**Instructions for the task**
In this exercise, reproduce all the entries that follow exactly.

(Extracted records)
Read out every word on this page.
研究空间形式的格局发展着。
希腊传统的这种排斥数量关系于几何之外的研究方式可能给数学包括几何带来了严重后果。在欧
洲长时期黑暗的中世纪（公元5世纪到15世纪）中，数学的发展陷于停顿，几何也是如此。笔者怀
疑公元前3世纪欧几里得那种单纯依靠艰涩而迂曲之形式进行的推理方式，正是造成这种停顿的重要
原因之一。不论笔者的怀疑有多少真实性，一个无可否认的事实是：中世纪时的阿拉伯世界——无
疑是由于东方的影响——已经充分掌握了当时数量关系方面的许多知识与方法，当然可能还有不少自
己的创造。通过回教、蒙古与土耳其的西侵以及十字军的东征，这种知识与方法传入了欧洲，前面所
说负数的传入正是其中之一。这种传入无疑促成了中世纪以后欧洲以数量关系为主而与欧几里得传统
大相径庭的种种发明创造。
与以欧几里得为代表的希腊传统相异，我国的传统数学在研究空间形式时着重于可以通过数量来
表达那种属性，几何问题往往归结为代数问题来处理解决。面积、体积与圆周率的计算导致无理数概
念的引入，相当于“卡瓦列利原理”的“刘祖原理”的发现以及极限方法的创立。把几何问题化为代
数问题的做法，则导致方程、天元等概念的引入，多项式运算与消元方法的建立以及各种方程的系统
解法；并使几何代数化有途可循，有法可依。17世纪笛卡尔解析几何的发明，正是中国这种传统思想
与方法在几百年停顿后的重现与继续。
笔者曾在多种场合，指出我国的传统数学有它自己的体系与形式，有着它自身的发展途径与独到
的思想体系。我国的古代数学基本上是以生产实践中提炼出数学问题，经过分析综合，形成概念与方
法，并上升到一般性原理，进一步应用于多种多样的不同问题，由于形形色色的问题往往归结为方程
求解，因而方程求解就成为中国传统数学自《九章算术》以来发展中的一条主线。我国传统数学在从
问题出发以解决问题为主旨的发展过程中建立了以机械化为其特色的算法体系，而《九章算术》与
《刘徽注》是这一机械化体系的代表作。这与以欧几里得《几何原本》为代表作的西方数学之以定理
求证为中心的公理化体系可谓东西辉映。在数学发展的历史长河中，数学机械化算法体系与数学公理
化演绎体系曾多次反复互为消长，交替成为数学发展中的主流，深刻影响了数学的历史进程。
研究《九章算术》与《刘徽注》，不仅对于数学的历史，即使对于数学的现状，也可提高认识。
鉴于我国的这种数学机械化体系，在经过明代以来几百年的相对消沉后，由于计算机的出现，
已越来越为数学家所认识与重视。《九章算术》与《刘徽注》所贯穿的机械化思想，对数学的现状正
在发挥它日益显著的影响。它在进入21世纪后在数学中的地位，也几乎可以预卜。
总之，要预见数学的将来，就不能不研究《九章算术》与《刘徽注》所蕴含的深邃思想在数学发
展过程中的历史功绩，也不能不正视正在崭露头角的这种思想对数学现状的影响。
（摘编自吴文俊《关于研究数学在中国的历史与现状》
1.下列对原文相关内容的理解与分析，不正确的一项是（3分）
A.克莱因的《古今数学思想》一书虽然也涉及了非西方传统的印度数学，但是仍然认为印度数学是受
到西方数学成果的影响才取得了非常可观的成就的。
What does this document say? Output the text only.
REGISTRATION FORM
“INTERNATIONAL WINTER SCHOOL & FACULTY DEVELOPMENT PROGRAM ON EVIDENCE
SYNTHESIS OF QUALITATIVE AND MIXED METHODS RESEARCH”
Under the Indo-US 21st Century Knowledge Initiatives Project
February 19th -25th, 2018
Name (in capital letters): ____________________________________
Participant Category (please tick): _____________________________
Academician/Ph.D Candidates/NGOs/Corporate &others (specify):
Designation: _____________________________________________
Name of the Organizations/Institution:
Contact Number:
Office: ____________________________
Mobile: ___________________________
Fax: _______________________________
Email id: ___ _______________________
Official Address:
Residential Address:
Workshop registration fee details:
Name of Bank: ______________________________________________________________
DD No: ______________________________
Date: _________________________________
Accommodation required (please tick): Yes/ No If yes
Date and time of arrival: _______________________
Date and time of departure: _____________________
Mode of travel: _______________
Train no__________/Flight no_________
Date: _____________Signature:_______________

**Output of the task**
Read out every word on this page.
研究空间形式的格局发展着。
希腊传统的这种排斥数量关系于几何之外的研究方式可能给数学包括几何带来了严重后果。在欧
洲长时期黑暗的中世纪（公元5世纪到15世纪）中，数学的发展陷于停顿，几何也是如此。笔者怀
疑公元前3世纪欧几里得那种单纯依靠艰涩而迂曲之形式进行的推理方式，正是造成这种停顿的重要
原因之一。不论笔者的怀疑有多少真实性，一个无可否认的事实是：中世纪时的阿拉伯世界——无
疑是由于东方的影响——已经充分掌握了当时数量关系方面的许多知识与方法，当然可能还有不少自
己的创造。通过回教、蒙古与土耳其的西侵以及十字军的东征，这种知识与方法传入了欧洲，前面所
说负数的传入正是其中之一。这种传入无疑促成了中世纪以后欧洲以数量关系为主而与欧几里得传统
大相径庭的种种发明创造。
与以欧几里得为代表的希腊传统相异，我国的传统数学在研究空间形式时着重于可以通过数量来
表达那种属性，几何问题往往归结为代数问题来处理解决。面积、体积与圆周率的计算导致无理数概
念的引入，相当于“卡瓦列利原理”的“刘祖原理”的发现以及极限方法的创立。把几何问题化为代
数问题的做法，则导致方程、天元等概念的引入，多项式运算与消元方法的建立以及各种方程的系统
解法；并使几何代数化有途可循，有法可依。17世纪笛卡尔解析几何的发明，正是中国这种传统思想
与方法在几百年停顿后的重现与继续。
笔者曾在多种场合，指出我国的传统数学有它自己的体系与形式，有着它自身的发展途径与独到
的思想体系。我国的古代数学基本上是以生产实践中提炼出数学问题，经过分析综合，形成概念与方
法，并上升到一般性原理，进一步应用于多种多样的不同问题，由于形形色色的问题往往归结为方程
求解，因而方程求解就成为中国传统数学自《九章算术》以来发展中的一条主线。我国传统数学在从
问题出发以解决问题为主旨的发展过程中建立了以机械化为其特色的算法体系，而《九章算术》与
《刘徽注》是这一机械化体系的代表作。这与以欧几里得《几何原本》为代表作的西方数学之以定理
求证为中心的公理化体系可谓东西辉映。在数学发展的历史长河中，数学机械化算法体系与数学公理
化演绎体系曾多次反复互为消长，交替成为数学发展中的主流，深刻影响了数学的历史进程。
研究《九章算术》与《刘徽注》，不仅对于数学的历史，即使对于数学的现状，也可提高认识。
鉴于我国的这种数学机械化体系，在经过明代以来几百年的相对消沉后，由于计算机的出现，
已越来越为数学家所认识与重视。《九章算术》与《刘徽注》所贯穿的机械化思想，对数学的现状正
在发挥它日益显著的影响。它在进入21世纪后在数学中的地位，也几乎可以预卜。
总之，要预见数学的将来，就不能不研究《九章算术》与《刘徽注》所蕴含的深邃思想在数学发
展过程中的历史功绩，也不能不正视正在崭露头角的这种思想对数学现状的影响。
（摘编自吴文俊《关于研究数学在中国的历史与现状》
1.下列对原文相关内容的理解与分析，不正确的一项是（3分）
A.克莱因的《古今数学思想》一书虽然也涉及了非西方传统的印度数学，但是仍然认为印度数学是受
到西方数学成果的影响才取得了非常可观的成就的。
What does this document say? Output the text only.
REGISTRATION FORM
“INTERNATIONAL WINTER SCHOOL & FACULTY DEVELOPMENT PROGRAM ON EVIDENCE
SYNTHESIS OF QUALITATIVE AND MIXED METHODS RESEARCH”
Under the Indo-US 21st Century Knowledge Initiatives Project
February 19th -25th, 2018
Name (in capital letters): ____________________________________
Participant Category (please tick): _____________________________
Academician/Ph.D Candidates/NGOs/Corporate &others (specify):
Designation: _____________________________________________
Name of the Organizations/Institution:
Contact Number:
Office: ____________________________
Mobile: ___________________________
Fax: _______________________________
Email id: ___ _______________________
Official Address:
Residential Address:
Workshop registration fee details:
Name of Bank: ______________________________________________________________
DD No: ______________________________
Date: _________________________________
Accommodation required (please tick): Yes/ No If yes
Date and time of arrival: _______________________
Date and time of departure: _____________________
Mode of travel: _______________
Train no__________/Flight no_________
Date: _____________Signature:_______________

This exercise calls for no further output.